→ **DATASET CONTENT**:
** Start **

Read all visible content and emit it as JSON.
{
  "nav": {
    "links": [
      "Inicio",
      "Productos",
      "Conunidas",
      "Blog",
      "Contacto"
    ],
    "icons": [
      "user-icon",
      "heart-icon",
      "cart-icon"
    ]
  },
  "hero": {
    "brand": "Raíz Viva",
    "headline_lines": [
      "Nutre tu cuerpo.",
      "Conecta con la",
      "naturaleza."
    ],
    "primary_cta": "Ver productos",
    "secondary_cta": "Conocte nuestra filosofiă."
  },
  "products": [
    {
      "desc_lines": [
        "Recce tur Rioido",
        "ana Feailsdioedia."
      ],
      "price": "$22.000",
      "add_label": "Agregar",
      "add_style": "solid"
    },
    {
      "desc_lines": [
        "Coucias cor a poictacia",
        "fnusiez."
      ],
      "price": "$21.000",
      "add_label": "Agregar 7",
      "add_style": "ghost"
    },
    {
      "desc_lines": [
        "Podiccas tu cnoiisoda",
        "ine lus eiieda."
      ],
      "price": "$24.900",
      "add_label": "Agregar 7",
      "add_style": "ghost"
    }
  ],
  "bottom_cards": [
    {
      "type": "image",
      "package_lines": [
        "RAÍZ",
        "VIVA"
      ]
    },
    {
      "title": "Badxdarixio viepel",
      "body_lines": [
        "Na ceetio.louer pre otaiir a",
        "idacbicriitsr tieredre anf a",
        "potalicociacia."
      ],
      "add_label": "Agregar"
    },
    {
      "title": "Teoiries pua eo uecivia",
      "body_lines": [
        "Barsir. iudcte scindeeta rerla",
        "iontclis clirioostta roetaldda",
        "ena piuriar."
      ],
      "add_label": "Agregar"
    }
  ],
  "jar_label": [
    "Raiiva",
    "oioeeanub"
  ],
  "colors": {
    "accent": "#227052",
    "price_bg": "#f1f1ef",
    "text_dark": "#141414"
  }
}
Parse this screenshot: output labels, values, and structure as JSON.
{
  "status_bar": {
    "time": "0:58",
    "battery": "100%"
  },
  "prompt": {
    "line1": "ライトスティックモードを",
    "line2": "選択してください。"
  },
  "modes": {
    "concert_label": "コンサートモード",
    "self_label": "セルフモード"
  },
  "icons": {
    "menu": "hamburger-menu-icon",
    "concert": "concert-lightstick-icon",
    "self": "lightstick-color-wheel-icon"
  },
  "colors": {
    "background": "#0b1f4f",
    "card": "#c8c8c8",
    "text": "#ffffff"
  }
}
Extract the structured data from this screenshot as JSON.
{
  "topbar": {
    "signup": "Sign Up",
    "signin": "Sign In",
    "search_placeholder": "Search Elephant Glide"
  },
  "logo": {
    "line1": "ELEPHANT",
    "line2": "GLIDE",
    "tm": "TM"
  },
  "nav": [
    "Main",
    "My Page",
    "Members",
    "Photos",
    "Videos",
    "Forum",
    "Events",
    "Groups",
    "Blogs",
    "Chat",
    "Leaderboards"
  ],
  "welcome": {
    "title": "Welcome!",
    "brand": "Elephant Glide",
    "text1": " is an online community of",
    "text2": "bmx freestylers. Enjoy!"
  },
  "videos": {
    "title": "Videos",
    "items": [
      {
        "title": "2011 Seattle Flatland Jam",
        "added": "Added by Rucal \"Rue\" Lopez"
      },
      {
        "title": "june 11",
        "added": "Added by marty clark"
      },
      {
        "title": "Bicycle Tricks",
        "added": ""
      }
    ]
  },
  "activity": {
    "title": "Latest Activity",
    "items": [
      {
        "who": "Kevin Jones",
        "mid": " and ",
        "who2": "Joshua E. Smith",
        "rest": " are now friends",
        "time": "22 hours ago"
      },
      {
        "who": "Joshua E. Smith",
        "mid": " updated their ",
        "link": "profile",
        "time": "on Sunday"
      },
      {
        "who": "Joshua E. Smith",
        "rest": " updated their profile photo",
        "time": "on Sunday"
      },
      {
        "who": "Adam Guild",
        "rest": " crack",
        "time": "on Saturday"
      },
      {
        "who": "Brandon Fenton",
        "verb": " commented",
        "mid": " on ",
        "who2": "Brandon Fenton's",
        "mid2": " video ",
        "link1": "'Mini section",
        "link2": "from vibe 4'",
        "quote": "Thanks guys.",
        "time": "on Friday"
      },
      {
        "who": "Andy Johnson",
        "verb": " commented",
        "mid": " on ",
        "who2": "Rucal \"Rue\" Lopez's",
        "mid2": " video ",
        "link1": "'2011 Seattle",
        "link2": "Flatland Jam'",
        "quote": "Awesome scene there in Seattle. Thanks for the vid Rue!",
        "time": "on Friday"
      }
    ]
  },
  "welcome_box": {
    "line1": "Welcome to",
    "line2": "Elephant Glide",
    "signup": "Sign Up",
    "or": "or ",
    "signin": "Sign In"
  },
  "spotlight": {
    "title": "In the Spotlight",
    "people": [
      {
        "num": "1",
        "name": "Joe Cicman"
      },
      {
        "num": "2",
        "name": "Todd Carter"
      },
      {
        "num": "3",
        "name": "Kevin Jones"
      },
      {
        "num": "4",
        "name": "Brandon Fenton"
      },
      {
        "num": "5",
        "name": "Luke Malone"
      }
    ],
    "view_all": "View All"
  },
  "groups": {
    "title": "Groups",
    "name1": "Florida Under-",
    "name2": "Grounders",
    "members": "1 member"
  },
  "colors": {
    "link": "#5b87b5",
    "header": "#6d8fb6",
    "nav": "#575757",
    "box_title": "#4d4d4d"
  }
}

** End **

→ **TASK INSTRUCTIONS**: Extract the data exactly as given.

→ **RESPONSE FOR THIS EXERCISE**:
Read all visible content and emit it as JSON.
{
  "nav": {
    "links": [
      "Inicio",
      "Productos",
      "Conunidas",
      "Blog",
      "Contacto"
    ],
    "icons": [
      "user-icon",
      "heart-icon",
      "cart-icon"
    ]
  },
  "hero": {
    "brand": "Raíz Viva",
    "headline_lines": [
      "Nutre tu cuerpo.",
      "Conecta con la",
      "naturaleza."
    ],
    "primary_cta": "Ver productos",
    "secondary_cta": "Conocte nuestra filosofiă."
  },
  "products": [
    {
      "desc_lines": [
        "Recce tur Rioido",
        "ana Feailsdioedia."
      ],
      "price": "$22.000",
      "add_label": "Agregar",
      "add_style": "solid"
    },
    {
      "desc_lines": [
        "Coucias cor a poictacia",
        "fnusiez."
      ],
      "price": "$21.000",
      "add_label": "Agregar 7",
      "add_style": "ghost"
    },
    {
      "desc_lines": [
        "Podiccas tu cnoiisoda",
        "ine lus eiieda."
      ],
      "price": "$24.900",
      "add_label": "Agregar 7",
      "add_style": "ghost"
    }
  ],
  "bottom_cards": [
    {
      "type": "image",
      "package_lines": [
        "RAÍZ",
        "VIVA"
      ]
    },
    {
      "title": "Badxdarixio viepel",
      "body_lines": [
        "Na ceetio.louer pre otaiir a",
        "idacbicriitsr tieredre anf a",
        "potalicociacia."
      ],
      "add_label": "Agregar"
    },
    {
      "title": "Teoiries pua eo uecivia",
      "body_lines": [
        "Barsir. iudcte scindeeta rerla",
        "iontclis clirioostta roetaldda",
        "ena piuriar."
      ],
      "add_label": "Agregar"
    }
  ],
  "jar_label": [
    "Raiiva",
    "oioeeanub"
  ],
  "colors": {
    "accent": "#227052",
    "price_bg": "#f1f1ef",
    "text_dark": "#141414"
  }
}
Parse this screenshot: output labels, values, and structure as JSON.
{
  "status_bar": {
    "time": "0:58",
    "battery": "100%"
  },
  "prompt": {
    "line1": "ライトスティックモードを",
    "line2": "選択してください。"
  },
  "modes": {
    "concert_label": "コンサートモード",
    "self_label": "セルフモード"
  },
  "icons": {
    "menu": "hamburger-menu-icon",
    "concert": "concert-lightstick-icon",
    "self": "lightstick-color-wheel-icon"
  },
  "colors": {
    "background": "#0b1f4f",
    "card": "#c8c8c8",
    "text": "#ffffff"
  }
}
Extract the structured data from this screenshot as JSON.
{
  "topbar": {
    "signup": "Sign Up",
    "signin": "Sign In",
    "search_placeholder": "Search Elephant Glide"
  },
  "logo": {
    "line1": "ELEPHANT",
    "line2": "GLIDE",
    "tm": "TM"
  },
  "nav": [
    "Main",
    "My Page",
    "Members",
    "Photos",
    "Videos",
    "Forum",
    "Events",
    "Groups",
    "Blogs",
    "Chat",
    "Leaderboards"
  ],
  "welcome": {
    "title": "Welcome!",
    "brand": "Elephant Glide",
    "text1": " is an online community of",
    "text2": "bmx freestylers. Enjoy!"
  },
  "videos": {
    "title": "Videos",
    "items": [
      {
        "title": "2011 Seattle Flatland Jam",
        "added": "Added by Rucal \"Rue\" Lopez"
      },
      {
        "title": "june 11",
        "added": "Added by marty clark"
      },
      {
        "title": "Bicycle Tricks",
        "added": ""
      }
    ]
  },
  "activity": {
    "title": "Latest Activity",
    "items": [
      {
        "who": "Kevin Jones",
        "mid": " and ",
        "who2": "Joshua E. Smith",
        "rest": " are now friends",
        "time": "22 hours ago"
      },
      {
        "who": "Joshua E. Smith",
        "mid": " updated their ",
        "link": "profile",
        "time": "on Sunday"
      },
      {
        "who": "Joshua E. Smith",
        "rest": " updated their profile photo",
        "time": "on Sunday"
      },
      {
        "who": "Adam Guild",
        "rest": " crack",
        "time": "on Saturday"
      },
      {
        "who": "Brandon Fenton",
        "verb": " commented",
        "mid": " on ",
        "who2": "Brandon Fenton's",
        "mid2": " video ",
        "link1": "'Mini section",
        "link2": "from vibe 4'",
        "quote": "Thanks guys.",
        "time": "on Friday"
      },
      {
        "who": "Andy Johnson",
        "verb": " commented",
        "mid": " on ",
        "who2": "Rucal \"Rue\" Lopez's",
        "mid2": " video ",
        "link1": "'2011 Seattle",
        "link2": "Flatland Jam'",
        "quote": "Awesome scene there in Seattle. Thanks for the vid Rue!",
        "time": "on Friday"
      }
    ]
  },
  "welcome_box": {
    "line1": "Welcome to",
    "line2": "Elephant Glide",
    "signup": "Sign Up",
    "or": "or ",
    "signin": "Sign In"
  },
  "spotlight": {
    "title": "In the Spotlight",
    "people": [
      {
        "num": "1",
        "name": "Joe Cicman"
      },
      {
        "num": "2",
        "name": "Todd Carter"
      },
      {
        "num": "3",
        "name": "Kevin Jones"
      },
      {
        "num": "4",
        "name": "Brandon Fenton"
      },
      {
        "num": "5",
        "name": "Luke Malone"
      }
    ],
    "view_all": "View All"
  },
  "groups": {
    "title": "Groups",
    "name1": "Florida Under-",
    "name2": "Grounders",
    "members": "1 member"
  },
  "colors": {
    "link": "#5b87b5",
    "header": "#6d8fb6",
    "nav": "#575757",
    "box_title": "#4d4d4d"
  }
}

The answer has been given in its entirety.